[Saved entries]
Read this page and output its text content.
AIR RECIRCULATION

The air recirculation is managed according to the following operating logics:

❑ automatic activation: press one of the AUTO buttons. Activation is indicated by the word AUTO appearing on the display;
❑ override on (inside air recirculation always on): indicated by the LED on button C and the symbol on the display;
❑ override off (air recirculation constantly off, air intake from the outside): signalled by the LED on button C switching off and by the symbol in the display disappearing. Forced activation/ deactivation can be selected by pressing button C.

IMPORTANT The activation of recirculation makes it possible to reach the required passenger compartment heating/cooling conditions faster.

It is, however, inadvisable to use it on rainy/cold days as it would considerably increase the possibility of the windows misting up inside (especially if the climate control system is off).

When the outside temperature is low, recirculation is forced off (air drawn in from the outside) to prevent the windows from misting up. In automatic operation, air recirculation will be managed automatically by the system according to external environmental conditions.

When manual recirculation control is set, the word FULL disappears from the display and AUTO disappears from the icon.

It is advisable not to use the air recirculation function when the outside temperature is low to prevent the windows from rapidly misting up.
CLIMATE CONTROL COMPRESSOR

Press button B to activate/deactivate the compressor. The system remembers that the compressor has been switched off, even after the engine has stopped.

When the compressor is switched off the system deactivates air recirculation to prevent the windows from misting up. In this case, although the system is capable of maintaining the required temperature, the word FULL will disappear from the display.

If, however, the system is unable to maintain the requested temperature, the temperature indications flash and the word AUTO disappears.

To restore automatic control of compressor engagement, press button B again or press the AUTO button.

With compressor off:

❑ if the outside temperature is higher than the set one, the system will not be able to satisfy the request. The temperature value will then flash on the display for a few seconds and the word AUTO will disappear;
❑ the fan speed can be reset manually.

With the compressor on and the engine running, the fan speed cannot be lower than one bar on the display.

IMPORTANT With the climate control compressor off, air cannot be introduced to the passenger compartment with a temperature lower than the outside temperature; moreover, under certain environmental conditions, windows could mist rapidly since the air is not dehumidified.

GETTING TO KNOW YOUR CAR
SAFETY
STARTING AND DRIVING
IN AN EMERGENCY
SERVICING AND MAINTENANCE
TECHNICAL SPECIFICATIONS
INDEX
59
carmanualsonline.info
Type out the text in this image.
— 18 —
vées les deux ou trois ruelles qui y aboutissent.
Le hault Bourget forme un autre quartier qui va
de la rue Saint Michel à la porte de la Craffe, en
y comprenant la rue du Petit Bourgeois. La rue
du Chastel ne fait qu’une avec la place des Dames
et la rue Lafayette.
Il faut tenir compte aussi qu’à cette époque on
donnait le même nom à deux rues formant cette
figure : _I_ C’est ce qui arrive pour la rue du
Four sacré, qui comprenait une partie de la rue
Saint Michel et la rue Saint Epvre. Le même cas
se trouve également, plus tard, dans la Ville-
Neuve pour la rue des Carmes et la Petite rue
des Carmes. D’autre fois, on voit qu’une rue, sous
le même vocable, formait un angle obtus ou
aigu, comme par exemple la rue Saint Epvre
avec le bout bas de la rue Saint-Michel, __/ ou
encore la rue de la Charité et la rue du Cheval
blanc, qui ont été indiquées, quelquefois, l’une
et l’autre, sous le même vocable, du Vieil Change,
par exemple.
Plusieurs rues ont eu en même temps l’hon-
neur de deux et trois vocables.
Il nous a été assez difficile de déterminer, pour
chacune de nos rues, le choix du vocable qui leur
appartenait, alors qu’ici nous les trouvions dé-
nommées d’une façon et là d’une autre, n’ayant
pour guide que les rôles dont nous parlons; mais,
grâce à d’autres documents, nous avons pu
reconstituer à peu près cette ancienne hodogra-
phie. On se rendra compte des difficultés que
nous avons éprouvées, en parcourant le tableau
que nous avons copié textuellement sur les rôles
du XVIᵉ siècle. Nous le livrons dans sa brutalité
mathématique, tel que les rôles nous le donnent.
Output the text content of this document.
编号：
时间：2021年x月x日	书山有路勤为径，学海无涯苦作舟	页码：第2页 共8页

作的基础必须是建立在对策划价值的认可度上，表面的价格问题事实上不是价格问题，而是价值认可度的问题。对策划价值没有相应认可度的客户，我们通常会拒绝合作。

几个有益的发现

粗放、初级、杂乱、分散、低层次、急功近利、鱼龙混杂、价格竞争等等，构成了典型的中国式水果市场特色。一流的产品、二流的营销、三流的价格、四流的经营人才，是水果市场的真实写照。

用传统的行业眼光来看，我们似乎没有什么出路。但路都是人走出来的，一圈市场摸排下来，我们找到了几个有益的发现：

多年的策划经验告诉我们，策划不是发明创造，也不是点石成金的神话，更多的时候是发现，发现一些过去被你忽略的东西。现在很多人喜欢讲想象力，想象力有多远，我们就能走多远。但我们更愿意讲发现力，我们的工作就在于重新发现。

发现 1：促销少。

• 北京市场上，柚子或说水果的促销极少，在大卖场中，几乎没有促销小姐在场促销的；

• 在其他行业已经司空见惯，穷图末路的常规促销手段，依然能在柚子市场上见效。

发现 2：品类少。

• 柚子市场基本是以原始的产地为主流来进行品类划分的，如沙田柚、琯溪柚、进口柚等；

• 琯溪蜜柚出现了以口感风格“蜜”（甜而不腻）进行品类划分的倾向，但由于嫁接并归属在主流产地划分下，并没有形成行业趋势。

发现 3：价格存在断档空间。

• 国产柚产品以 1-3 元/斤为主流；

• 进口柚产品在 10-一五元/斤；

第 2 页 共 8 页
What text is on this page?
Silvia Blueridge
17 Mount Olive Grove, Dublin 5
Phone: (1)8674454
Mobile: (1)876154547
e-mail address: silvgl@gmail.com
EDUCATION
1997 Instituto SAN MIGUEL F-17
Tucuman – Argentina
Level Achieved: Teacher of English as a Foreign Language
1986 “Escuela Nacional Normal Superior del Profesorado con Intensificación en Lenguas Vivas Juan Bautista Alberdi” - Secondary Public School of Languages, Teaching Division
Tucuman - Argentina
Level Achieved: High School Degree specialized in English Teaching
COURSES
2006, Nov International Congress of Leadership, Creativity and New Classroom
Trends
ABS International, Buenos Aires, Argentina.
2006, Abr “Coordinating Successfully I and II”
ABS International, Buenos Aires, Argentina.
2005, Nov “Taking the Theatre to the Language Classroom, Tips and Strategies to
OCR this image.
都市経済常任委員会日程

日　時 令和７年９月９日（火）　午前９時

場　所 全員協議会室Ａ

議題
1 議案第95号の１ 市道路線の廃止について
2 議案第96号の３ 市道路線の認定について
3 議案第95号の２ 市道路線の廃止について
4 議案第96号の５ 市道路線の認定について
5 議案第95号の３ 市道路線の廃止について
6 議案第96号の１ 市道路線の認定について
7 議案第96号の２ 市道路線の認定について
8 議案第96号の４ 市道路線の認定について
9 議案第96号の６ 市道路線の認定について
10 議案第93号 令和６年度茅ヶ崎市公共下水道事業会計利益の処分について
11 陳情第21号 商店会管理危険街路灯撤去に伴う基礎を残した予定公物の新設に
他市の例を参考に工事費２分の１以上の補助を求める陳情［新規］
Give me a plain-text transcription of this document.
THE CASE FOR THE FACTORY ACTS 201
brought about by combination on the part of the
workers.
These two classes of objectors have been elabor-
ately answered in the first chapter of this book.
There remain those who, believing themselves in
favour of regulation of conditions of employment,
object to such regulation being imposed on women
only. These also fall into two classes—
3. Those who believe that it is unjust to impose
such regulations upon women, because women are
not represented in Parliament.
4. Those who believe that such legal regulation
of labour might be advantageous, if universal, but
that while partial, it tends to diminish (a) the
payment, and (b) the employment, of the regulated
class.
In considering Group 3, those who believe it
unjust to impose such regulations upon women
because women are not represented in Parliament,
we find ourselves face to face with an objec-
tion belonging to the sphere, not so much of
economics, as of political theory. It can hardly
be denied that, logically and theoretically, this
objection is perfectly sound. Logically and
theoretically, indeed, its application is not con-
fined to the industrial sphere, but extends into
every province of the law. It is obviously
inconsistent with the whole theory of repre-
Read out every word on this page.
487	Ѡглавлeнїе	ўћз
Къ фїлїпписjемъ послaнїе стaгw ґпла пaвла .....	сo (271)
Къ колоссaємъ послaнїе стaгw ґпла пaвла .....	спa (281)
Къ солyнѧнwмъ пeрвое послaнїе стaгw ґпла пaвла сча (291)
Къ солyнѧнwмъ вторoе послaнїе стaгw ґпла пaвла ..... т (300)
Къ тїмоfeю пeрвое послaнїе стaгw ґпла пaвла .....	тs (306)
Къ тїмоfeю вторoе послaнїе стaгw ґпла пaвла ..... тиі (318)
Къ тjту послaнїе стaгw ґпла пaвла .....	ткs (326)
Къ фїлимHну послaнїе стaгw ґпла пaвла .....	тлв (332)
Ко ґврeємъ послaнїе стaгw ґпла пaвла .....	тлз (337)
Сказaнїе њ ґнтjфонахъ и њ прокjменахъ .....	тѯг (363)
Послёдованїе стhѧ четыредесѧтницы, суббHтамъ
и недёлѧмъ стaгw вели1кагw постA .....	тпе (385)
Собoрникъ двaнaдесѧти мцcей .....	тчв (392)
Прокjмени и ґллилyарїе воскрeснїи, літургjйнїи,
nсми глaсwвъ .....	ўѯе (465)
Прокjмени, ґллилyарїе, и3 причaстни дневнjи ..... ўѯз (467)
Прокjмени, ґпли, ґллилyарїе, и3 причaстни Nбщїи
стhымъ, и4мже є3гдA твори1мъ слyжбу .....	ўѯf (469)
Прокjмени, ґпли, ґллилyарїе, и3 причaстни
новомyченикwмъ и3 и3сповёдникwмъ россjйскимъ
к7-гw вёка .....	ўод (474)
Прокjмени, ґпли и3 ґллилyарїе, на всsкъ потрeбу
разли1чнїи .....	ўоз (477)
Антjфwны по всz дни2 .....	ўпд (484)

→ Prompt:
Identify the lines that contain the string "theoretically", and copy every one of them.

→ Full answer:
be denied that, logically and theoretically, this
theoretically, indeed, its application is not con-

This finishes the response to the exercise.